■ Material for the task:

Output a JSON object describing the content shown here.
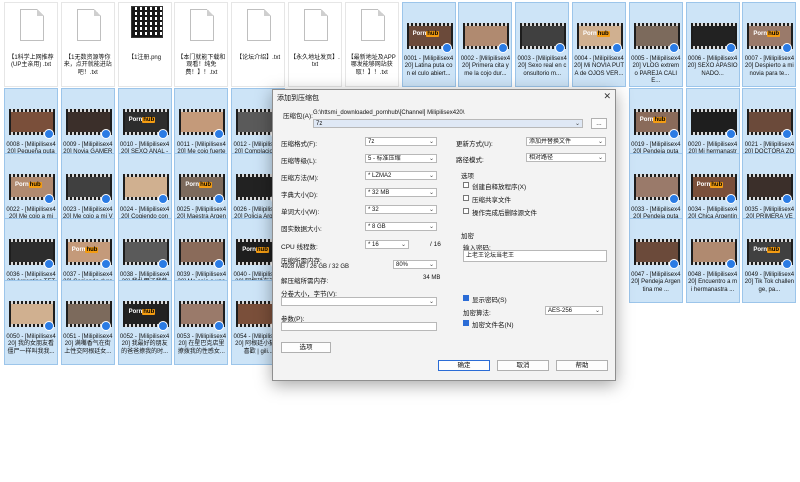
{
  "files": [
    {
      "name": "【1科学上网推荐(UP主亲用) .txt",
      "kind": "doc"
    },
    {
      "name": "【1无数资源等你来，点开就能进站吧！.txt",
      "kind": "doc"
    },
    {
      "name": "【1注册.png",
      "kind": "qr"
    },
    {
      "name": "【本门就能下载和观看！纯免费！】！.txt",
      "kind": "doc"
    },
    {
      "name": "【论坛介绍】.txt",
      "kind": "doc"
    },
    {
      "name": "【永久地址发页】.txt",
      "kind": "doc"
    },
    {
      "name": "【最新地址及APP哪发能够网站获取！】！.txt",
      "kind": "doc"
    },
    {
      "name": "0001 - [Milipilisex420] Latina puta con el culo abiert...",
      "kind": "video"
    },
    {
      "name": "0002 - [Milipilisex420] Primera cita y me la cojo dur...",
      "kind": "video"
    },
    {
      "name": "0003 - [Milipilisex420] Sexo real en consultorio m...",
      "kind": "video"
    },
    {
      "name": "0004 - [Milipilisex420] Mi NOVIA PUTA de OJOS VER...",
      "kind": "video"
    },
    {
      "name": "0005 - [Milipilisex420] VLOG extremo PAREJA CALIE...",
      "kind": "video"
    },
    {
      "name": "0006 - [Milipilisex420] SEXO APASIONADO...",
      "kind": "video"
    },
    {
      "name": "0007 - [Milipilisex420] Despierto a mi novia para te...",
      "kind": "video"
    },
    {
      "name": "0008 - [Milipilisex420] Pequeña puta UNIVERSITARI...",
      "kind": "video"
    },
    {
      "name": "0009 - [Milipilisex420] Novia GAMER TETONA me c...",
      "kind": "video"
    },
    {
      "name": "0010 - [Milipilisex420] SEXO ANAL - Me cojo fuert...",
      "kind": "video"
    },
    {
      "name": "0011 - [Milipilisex420] Me cojo fuerte a la PEQUEÑA ...",
      "kind": "video"
    },
    {
      "name": "0012 - [Milipilisex420] Complacio FACIAL CUM...",
      "kind": "video"
    },
    {
      "name": "0019 - [Milipilisex420] Pendeja puta cogiendo fuer...",
      "kind": "video"
    },
    {
      "name": "0020 - [Milipilisex420] Mi hermanastra Argentina me...",
      "kind": "video"
    },
    {
      "name": "0021 - [Milipilisex420] DOCTORA ZORRA cogie...",
      "kind": "video"
    },
    {
      "name": "0022 - [Milipilisex420] Me cojo a mi HERMANAST...",
      "kind": "video"
    },
    {
      "name": "0023 - [Milipilisex420] Me cojo a mi VECINA atrap...",
      "kind": "video"
    },
    {
      "name": "0024 - [Milipilisex420] Cogiendo con DESCONOCID...",
      "kind": "video"
    },
    {
      "name": "0025 - [Milipilisex420] Maestra Argentina se c...",
      "kind": "video"
    },
    {
      "name": "0026 - [Milipilisex420] Policia Argentina ch...",
      "kind": "video"
    },
    {
      "name": "0033 - [Milipilisex420] Pendeja puta me hace acab...",
      "kind": "video"
    },
    {
      "name": "0034 - [Milipilisex420] Chica Argentina puta ATADA y...",
      "kind": "video"
    },
    {
      "name": "0035 - [Milipilisex420] PRIMERA VEZ chupando pija...",
      "kind": "video"
    },
    {
      "name": "0036 - [Milipilisex420] Argentina TETONA cogi...",
      "kind": "video"
    },
    {
      "name": "0037 - [Milipilisex420] Cogiendo duro conhermanast...",
      "kind": "video"
    },
    {
      "name": "0038 - [Milipilisex420] 我扑爾了我熱愛的模特，她开...",
      "kind": "video"
    },
    {
      "name": "0039 - [Milipilisex420] Me cojo a una pendeja teton...",
      "kind": "video"
    },
    {
      "name": "0040 - [Milipilisex420] 阿根廷在這加裏中偷操他鐘...",
      "kind": "video"
    },
    {
      "name": "0047 - [Milipilisex420] Pendeja Argentina me ...",
      "kind": "video"
    },
    {
      "name": "0048 - [Milipilisex420] Encuentro a mi hermanastra ...",
      "kind": "video"
    },
    {
      "name": "0049 - [Milipilisex420] Tik Tok challenge, pa...",
      "kind": "video"
    },
    {
      "name": "0050 - [Milipilisex420] 我的女朋友看僵尸一样叫我我...",
      "kind": "video"
    },
    {
      "name": "0051 - [Milipilisex420] 满嘴香气在街上性交阿根廷女...",
      "kind": "video"
    },
    {
      "name": "0052 - [Milipilisex420] 我最好的朋友的爸爸撩我的时...",
      "kind": "video"
    },
    {
      "name": "0053 - [Milipilisex420] 在星巴克店里撩拨我的性感女...",
      "kind": "video"
    },
    {
      "name": "0054 - [Milipilisex420] 阿根廷小猫咪喜歡 | gili...",
      "kind": "video"
    }
  ],
  "thumb_colors": [
    "#7a4f3a",
    "#3b2f2a",
    "#2d2d2d",
    "#c49a7a",
    "#5a5a5a",
    "#8a6b5a",
    "#1e1e1e",
    "#6b4a3a",
    "#b08a70",
    "#404040",
    "#d0b090",
    "#7c6a5c",
    "#222222",
    "#9a7a6a"
  ],
  "brand_label": {
    "a": "Porn",
    "b": "hub"
  },
  "dialog": {
    "title": "添加到压缩包",
    "close": "✕",
    "archive_label": "压缩包(A):",
    "archive_path": "G:\\httsmi_downloaded_pornhub\\[Channel] Milipilisex420\\",
    "archive_name": "7z",
    "browse": "...",
    "format_label": "压缩格式(F):",
    "format_value": "7z",
    "level_label": "压缩等级(L):",
    "level_value": "5 - 标准压缩",
    "method_label": "压缩方法(M):",
    "method_value": "* LZMA2",
    "dict_label": "字典大小(D):",
    "dict_value": "* 32 MB",
    "word_label": "单词大小(W):",
    "word_value": "* 32",
    "solid_label": "固实数据大小:",
    "solid_value": "* 8 GB",
    "threads_label": "CPU 线程数:",
    "threads_value": "* 16",
    "threads_max": "/ 16",
    "mem_label": "压缩所需内存:",
    "mem_value": "4928 MB / 26 GB / 32 GB",
    "mem_pct": "80%",
    "decomp_label": "解压缩所需内存:",
    "decomp_value": "34 MB",
    "split_label": "分卷大小，字节(V):",
    "params_label": "参数(P):",
    "options_btn": "选项",
    "update_label": "更新方式(U):",
    "update_value": "添加并替换文件",
    "pathmode_label": "路径模式:",
    "pathmode_value": "相对路径",
    "options_group": "选项",
    "opt_sfx": "创建自释放程序(X)",
    "opt_shared": "压缩共享文件",
    "opt_delete": "操作完成后删除源文件",
    "encrypt_group": "加密",
    "pwd_label": "输入密码:",
    "pwd_value": "上老王论坛当老王",
    "show_pwd": "显示密码(S)",
    "enc_method_label": "加密算法:",
    "enc_method_value": "AES-256",
    "enc_names": "加密文件名(N)",
    "ok": "确定",
    "cancel": "取消",
    "help": "帮助"
  }
}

■ Short task:
Write the listing above out again exactly, dropping each image.

■ The answer:
Output a JSON object describing the content shown here.
{
  "files": [
    {
      "name": "【1科学上网推荐(UP主亲用) .txt",
      "kind": "doc"
    },
    {
      "name": "【1无数资源等你来，点开就能进站吧！.txt",
      "kind": "doc"
    },
    {
      "name": "【1注册.png",
      "kind": "qr"
    },
    {
      "name": "【本门就能下载和观看！纯免费！】！.txt",
      "kind": "doc"
    },
    {
      "name": "【论坛介绍】.txt",
      "kind": "doc"
    },
    {
      "name": "【永久地址发页】.txt",
      "kind": "doc"
    },
    {
      "name": "【最新地址及APP哪发能够网站获取！】！.txt",
      "kind": "doc"
    },
    {
      "name": "0001 - [Milipilisex420] Latina puta con el culo abiert...",
      "kind": "video"
    },
    {
      "name": "0002 - [Milipilisex420] Primera cita y me la cojo dur...",
      "kind": "video"
    },
    {
      "name": "0003 - [Milipilisex420] Sexo real en consultorio m...",
      "kind": "video"
    },
    {
      "name": "0004 - [Milipilisex420] Mi NOVIA PUTA de OJOS VER...",
      "kind": "video"
    },
    {
      "name": "0005 - [Milipilisex420] VLOG extremo PAREJA CALIE...",
      "kind": "video"
    },
    {
      "name": "0006 - [Milipilisex420] SEXO APASIONADO...",
      "kind": "video"
    },
    {
      "name": "0007 - [Milipilisex420] Despierto a mi novia para te...",
      "kind": "video"
    },
    {
      "name": "0008 - [Milipilisex420] Pequeña puta UNIVERSITARI...",
      "kind": "video"
    },
    {
      "name": "0009 - [Milipilisex420] Novia GAMER TETONA me c...",
      "kind": "video"
    },
    {
      "name": "0010 - [Milipilisex420] SEXO ANAL - Me cojo fuert...",
      "kind": "video"
    },
    {
      "name": "0011 - [Milipilisex420] Me cojo fuerte a la PEQUEÑA ...",
      "kind": "video"
    },
    {
      "name": "0012 - [Milipilisex420] Complacio FACIAL CUM...",
      "kind": "video"
    },
    {
      "name": "0019 - [Milipilisex420] Pendeja puta cogiendo fuer...",
      "kind": "video"
    },
    {
      "name": "0020 - [Milipilisex420] Mi hermanastra Argentina me...",
      "kind": "video"
    },
    {
      "name": "0021 - [Milipilisex420] DOCTORA ZORRA cogie...",
      "kind": "video"
    },
    {
      "name": "0022 - [Milipilisex420] Me cojo a mi HERMANAST...",
      "kind": "video"
    },
    {
      "name": "0023 - [Milipilisex420] Me cojo a mi VECINA atrap...",
      "kind": "video"
    },
    {
      "name": "0024 - [Milipilisex420] Cogiendo con DESCONOCID...",
      "kind": "video"
    },
    {
      "name": "0025 - [Milipilisex420] Maestra Argentina se c...",
      "kind": "video"
    },
    {
      "name": "0026 - [Milipilisex420] Policia Argentina ch...",
      "kind": "video"
    },
    {
      "name": "0033 - [Milipilisex420] Pendeja puta me hace acab...",
      "kind": "video"
    },
    {
      "name": "0034 - [Milipilisex420] Chica Argentina puta ATADA y...",
      "kind": "video"
    },
    {
      "name": "0035 - [Milipilisex420] PRIMERA VEZ chupando pija...",
      "kind": "video"
    },
    {
      "name": "0036 - [Milipilisex420] Argentina TETONA cogi...",
      "kind": "video"
    },
    {
      "name": "0037 - [Milipilisex420] Cogiendo duro conhermanast...",
      "kind": "video"
    },
    {
      "name": "0038 - [Milipilisex420] 我扑爾了我熱愛的模特，她开...",
      "kind": "video"
    },
    {
      "name": "0039 - [Milipilisex420] Me cojo a una pendeja teton...",
      "kind": "video"
    },
    {
      "name": "0040 - [Milipilisex420] 阿根廷在這加裏中偷操他鐘...",
      "kind": "video"
    },
    {
      "name": "0047 - [Milipilisex420] Pendeja Argentina me ...",
      "kind": "video"
    },
    {
      "name": "0048 - [Milipilisex420] Encuentro a mi hermanastra ...",
      "kind": "video"
    },
    {
      "name": "0049 - [Milipilisex420] Tik Tok challenge, pa...",
      "kind": "video"
    },
    {
      "name": "0050 - [Milipilisex420] 我的女朋友看僵尸一样叫我我...",
      "kind": "video"
    },
    {
      "name": "0051 - [Milipilisex420] 满嘴香气在街上性交阿根廷女...",
      "kind": "video"
    },
    {
      "name": "0052 - [Milipilisex420] 我最好的朋友的爸爸撩我的时...",
      "kind": "video"
    },
    {
      "name": "0053 - [Milipilisex420] 在星巴克店里撩拨我的性感女...",
      "kind": "video"
    },
    {
      "name": "0054 - [Milipilisex420] 阿根廷小猫咪喜歡 | gili...",
      "kind": "video"
    }
  ],
  "thumb_colors": [
    "#7a4f3a",
    "#3b2f2a",
    "#2d2d2d",
    "#c49a7a",
    "#5a5a5a",
    "#8a6b5a",
    "#1e1e1e",
    "#6b4a3a",
    "#b08a70",
    "#404040",
    "#d0b090",
    "#7c6a5c",
    "#222222",
    "#9a7a6a"
  ],
  "brand_label": {
    "a": "Porn",
    "b": "hub"
  },
  "dialog": {
    "title": "添加到压缩包",
    "close": "✕",
    "archive_label": "压缩包(A):",
    "archive_path": "G:\\httsmi_downloaded_pornhub\\[Channel] Milipilisex420\\",
    "archive_name": "7z",
    "browse": "...",
    "format_label": "压缩格式(F):",
    "format_value": "7z",
    "level_label": "压缩等级(L):",
    "level_value": "5 - 标准压缩",
    "method_label": "压缩方法(M):",
    "method_value": "* LZMA2",
    "dict_label": "字典大小(D):",
    "dict_value": "* 32 MB",
    "word_label": "单词大小(W):",
    "word_value": "* 32",
    "solid_label": "固实数据大小:",
    "solid_value": "* 8 GB",
    "threads_label": "CPU 线程数:",
    "threads_value": "* 16",
    "threads_max": "/ 16",
    "mem_label": "压缩所需内存:",
    "mem_value": "4928 MB / 26 GB / 32 GB",
    "mem_pct": "80%",
    "decomp_label": "解压缩所需内存:",
    "decomp_value": "34 MB",
    "split_label": "分卷大小，字节(V):",
    "params_label": "参数(P):",
    "options_btn": "选项",
    "update_label": "更新方式(U):",
    "update_value": "添加并替换文件",
    "pathmode_label": "路径模式:",
    "pathmode_value": "相对路径",
    "options_group": "选项",
    "opt_sfx": "创建自释放程序(X)",
    "opt_shared": "压缩共享文件",
    "opt_delete": "操作完成后删除源文件",
    "encrypt_group": "加密",
    "pwd_label": "输入密码:",
    "pwd_value": "上老王论坛当老王",
    "show_pwd": "显示密码(S)",
    "enc_method_label": "加密算法:",
    "enc_method_value": "AES-256",
    "enc_names": "加密文件名(N)",
    "ok": "确定",
    "cancel": "取消",
    "help": "帮助"
  }
}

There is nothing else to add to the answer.